==== Selected extract

Drug Groups

approved

Description

Pantoprazole is a proton pump inhibitor drug used for short-term treatment of erosion and ulceration of the esophagus caused by gastroesophageal reflux disease.

Indication

Short-term (up to 16 weeks) treatment of erosive esophagitis.

Pharmacology

Pantoprazole is a substituted benzimidazole indicated for the short-term treatment (up to 16 weeks) in the healing and symptomatic relief of erosive esophagitis. Pantoprazole is a proton pump inhibitor (PPI) that suppresses the final step in gastric acid production.

Toxicity

Single intravenous doses of pantoprazole at 378, 230, and 266 mg/kg (38, 46, and 177 times the recommended human dose based on body surface area) were lethal to mice, rats and dogs, respectively. The symptoms of toxicity included hypoactivity, ataxia, hunched sitting, limb-splay, lateral position, segregation, absence of ear reflex, and tremor. There is limited experience regarding cases of human overdosage, and treatment should be symptomatic and supportive.

========
==== Records

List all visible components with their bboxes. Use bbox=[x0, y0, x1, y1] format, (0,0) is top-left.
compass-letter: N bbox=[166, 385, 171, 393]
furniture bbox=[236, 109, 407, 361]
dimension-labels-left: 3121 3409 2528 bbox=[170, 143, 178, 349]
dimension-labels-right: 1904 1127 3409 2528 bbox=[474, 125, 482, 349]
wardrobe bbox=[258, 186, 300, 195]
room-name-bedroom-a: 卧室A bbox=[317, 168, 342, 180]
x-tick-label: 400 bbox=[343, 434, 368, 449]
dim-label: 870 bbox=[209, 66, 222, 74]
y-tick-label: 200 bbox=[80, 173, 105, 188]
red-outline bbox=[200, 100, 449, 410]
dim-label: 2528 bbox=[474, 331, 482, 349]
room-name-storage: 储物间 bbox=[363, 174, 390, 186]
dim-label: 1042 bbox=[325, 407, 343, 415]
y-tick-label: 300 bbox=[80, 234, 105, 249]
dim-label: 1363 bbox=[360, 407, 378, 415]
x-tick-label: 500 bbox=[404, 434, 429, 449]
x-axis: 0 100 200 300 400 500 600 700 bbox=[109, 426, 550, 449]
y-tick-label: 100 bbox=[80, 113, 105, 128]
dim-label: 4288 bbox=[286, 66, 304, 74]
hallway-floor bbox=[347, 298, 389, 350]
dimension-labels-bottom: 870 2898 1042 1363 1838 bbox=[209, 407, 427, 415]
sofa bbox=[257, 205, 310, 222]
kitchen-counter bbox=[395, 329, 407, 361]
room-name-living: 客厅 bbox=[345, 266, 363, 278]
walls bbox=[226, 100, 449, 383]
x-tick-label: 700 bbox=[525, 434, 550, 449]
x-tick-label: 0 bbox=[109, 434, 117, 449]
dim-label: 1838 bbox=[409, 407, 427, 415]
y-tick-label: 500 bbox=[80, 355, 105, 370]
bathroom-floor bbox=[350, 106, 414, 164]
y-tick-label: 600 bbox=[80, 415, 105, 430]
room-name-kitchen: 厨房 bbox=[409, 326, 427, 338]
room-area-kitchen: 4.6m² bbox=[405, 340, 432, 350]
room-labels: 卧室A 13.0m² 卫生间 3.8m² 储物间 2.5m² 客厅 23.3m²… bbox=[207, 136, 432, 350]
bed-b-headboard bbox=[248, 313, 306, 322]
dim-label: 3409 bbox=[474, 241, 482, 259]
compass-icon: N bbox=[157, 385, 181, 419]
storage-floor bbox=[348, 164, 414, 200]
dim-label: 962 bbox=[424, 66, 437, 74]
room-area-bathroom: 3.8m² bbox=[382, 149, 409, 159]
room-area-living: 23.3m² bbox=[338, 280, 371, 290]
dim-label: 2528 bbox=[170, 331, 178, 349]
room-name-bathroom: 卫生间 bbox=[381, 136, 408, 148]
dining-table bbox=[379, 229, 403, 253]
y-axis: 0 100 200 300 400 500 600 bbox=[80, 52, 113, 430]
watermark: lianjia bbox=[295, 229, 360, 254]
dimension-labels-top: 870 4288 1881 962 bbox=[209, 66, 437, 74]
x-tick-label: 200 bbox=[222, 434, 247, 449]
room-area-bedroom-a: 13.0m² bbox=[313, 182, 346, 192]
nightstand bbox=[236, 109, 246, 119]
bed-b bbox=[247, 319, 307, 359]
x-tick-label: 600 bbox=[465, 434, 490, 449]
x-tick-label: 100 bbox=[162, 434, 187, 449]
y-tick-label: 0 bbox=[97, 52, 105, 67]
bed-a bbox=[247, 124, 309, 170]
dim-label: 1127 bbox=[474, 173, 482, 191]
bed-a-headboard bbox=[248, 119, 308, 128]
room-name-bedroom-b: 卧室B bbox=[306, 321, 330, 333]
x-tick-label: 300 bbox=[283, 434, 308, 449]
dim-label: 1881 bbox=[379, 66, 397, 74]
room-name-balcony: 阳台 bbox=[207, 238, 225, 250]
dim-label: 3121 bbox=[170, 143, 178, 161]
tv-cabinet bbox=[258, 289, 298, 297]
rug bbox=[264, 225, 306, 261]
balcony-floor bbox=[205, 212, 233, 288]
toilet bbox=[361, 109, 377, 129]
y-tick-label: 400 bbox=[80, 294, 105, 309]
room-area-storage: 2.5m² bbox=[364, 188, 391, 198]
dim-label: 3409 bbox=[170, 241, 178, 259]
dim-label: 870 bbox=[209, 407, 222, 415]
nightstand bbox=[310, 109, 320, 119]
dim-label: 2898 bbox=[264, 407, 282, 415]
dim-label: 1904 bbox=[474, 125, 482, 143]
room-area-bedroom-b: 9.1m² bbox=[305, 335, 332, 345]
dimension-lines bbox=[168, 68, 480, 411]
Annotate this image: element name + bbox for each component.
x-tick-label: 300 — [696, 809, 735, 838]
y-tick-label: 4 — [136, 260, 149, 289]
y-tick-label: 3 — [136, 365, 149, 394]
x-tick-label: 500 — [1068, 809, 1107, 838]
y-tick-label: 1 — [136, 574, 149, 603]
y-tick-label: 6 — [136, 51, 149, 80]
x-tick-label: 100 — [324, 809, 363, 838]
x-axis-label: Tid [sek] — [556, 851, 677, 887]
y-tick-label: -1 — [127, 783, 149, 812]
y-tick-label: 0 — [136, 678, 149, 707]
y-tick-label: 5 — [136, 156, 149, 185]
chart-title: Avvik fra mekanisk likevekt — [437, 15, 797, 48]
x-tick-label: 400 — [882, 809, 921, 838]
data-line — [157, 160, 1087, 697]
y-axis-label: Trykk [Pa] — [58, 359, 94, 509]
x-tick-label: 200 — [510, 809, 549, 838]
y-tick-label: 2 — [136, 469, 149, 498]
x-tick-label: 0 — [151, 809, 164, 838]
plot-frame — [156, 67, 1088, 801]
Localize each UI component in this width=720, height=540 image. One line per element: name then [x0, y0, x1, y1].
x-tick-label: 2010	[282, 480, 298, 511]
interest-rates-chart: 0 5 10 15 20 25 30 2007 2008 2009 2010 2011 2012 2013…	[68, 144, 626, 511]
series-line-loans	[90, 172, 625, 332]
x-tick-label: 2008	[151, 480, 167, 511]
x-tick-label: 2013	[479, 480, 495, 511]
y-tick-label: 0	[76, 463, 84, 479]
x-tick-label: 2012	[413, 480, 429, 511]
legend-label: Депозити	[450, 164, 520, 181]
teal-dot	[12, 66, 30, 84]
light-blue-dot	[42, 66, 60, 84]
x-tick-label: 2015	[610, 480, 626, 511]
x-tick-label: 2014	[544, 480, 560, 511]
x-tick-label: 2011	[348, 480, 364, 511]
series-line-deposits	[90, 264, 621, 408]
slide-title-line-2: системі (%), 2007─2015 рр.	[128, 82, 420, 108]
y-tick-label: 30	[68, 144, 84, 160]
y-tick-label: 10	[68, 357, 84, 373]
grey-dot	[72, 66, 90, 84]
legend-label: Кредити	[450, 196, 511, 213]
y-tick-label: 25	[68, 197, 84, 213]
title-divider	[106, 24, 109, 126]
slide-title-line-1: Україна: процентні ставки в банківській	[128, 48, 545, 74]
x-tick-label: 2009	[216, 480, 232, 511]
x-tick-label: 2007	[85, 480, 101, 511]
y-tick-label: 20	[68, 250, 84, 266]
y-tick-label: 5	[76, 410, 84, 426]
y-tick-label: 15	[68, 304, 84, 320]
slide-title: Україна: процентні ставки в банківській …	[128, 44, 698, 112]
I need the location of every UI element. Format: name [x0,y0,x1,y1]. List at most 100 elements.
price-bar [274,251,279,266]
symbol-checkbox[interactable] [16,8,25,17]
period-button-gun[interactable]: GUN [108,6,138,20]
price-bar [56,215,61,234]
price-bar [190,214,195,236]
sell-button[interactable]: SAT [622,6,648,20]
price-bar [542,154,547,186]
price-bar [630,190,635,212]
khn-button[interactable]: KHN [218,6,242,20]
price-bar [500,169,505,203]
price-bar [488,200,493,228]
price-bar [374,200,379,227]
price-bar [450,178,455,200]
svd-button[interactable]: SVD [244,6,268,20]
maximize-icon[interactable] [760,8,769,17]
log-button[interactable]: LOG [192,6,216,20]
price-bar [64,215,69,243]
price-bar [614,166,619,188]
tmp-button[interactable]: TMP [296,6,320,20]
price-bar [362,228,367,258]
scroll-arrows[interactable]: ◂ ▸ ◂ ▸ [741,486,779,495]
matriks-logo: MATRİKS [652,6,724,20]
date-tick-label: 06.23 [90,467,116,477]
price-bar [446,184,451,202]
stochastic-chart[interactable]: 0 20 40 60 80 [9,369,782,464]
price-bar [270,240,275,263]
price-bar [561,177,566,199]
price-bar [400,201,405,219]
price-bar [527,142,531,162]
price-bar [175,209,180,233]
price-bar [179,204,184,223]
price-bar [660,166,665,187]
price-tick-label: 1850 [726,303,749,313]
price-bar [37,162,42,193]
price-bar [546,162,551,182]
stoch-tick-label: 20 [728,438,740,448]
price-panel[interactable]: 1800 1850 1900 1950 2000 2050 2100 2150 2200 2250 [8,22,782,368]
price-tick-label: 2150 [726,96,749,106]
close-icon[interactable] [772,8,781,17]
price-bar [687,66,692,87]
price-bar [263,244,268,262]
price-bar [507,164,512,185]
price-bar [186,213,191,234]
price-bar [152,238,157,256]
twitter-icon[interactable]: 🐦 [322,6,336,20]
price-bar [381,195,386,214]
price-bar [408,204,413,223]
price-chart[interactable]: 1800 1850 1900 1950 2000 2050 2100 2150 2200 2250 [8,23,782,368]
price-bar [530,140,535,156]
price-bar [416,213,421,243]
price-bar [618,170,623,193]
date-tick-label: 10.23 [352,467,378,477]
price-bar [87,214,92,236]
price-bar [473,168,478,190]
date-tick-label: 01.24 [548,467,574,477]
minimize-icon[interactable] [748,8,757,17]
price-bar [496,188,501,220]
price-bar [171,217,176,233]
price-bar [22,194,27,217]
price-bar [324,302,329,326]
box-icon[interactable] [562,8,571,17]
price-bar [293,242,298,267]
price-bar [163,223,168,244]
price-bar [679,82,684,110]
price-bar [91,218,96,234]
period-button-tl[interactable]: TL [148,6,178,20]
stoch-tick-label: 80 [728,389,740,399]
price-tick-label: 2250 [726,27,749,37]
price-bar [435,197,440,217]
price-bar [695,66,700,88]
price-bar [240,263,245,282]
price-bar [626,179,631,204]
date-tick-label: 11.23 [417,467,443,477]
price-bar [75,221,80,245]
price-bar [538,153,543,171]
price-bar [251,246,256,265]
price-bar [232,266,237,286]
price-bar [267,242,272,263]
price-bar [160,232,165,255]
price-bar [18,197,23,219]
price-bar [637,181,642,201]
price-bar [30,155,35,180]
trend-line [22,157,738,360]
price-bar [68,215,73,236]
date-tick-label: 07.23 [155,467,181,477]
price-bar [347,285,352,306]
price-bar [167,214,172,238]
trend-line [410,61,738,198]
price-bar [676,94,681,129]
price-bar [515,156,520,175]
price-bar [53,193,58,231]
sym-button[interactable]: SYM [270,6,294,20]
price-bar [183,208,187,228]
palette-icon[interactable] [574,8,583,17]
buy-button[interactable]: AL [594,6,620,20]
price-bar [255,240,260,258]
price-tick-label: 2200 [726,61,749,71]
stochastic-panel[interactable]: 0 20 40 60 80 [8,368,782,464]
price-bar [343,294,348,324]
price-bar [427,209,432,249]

========

**Set of tasks**
1: Rewrite the pantoprazole entry between "Pantoprazole is a substituted" and "symptomatic and supportive.", inclusive, changing "ataxia" to "loss of coordination".
2: Carry on writing the pantoprazole entry from the point where it stops.
These data were taken from a separate source.

**Answers for the exercise**
1:
Pantoprazole is a substituted benzimidazole indicated for the short-term treatment (up to 16 weeks) in the healing and symptomatic relief of erosive esophagitis. Pantoprazole is a proton pump inhibitor (PPI) that suppresses the final step in gastric acid production.

Toxicity

Single intravenous doses of pantoprazole at 378, 230, and 266 mg/kg (38, 46, and 177 times the recommended human dose based on body surface area) were lethal to mice, rats and dogs, respectively. The symptoms of toxicity included hypoactivity, loss of coordination, hunched sitting, limb-splay, lateral position, segregation, absence of ear reflex, and tremor. There is limited experience regarding cases of human overdosage, and treatment should be symptomatic and supportive.

2:
Affected Organisms

Biotransformation

Pantoprazole is extensively metabolized in the liver through the cytochrome P450 (CYP) system. The main metabolic pathway is demethylation, by CYP2C19, with subsequent sulfation; other metabolic pathways include oxidation by CYP3A4. There is no evidence that any of the pantoprazole metabolites have significant pharmacologic activity.

Absorption

Pantoprazole is well absorbed. It undergoes little first-pass metabolism resulting in an absolute bioavailability of approximately 77%.

Half Life

1 hour

Protein Binding

98%

Elimination

After administration of a single intravenous dose of 14C-labeled pantoprazole to healthy, normal metabolizer subjects, approximately 71% of the dose was excreted in the urine with 18% excreted in the feces through biliary excretion.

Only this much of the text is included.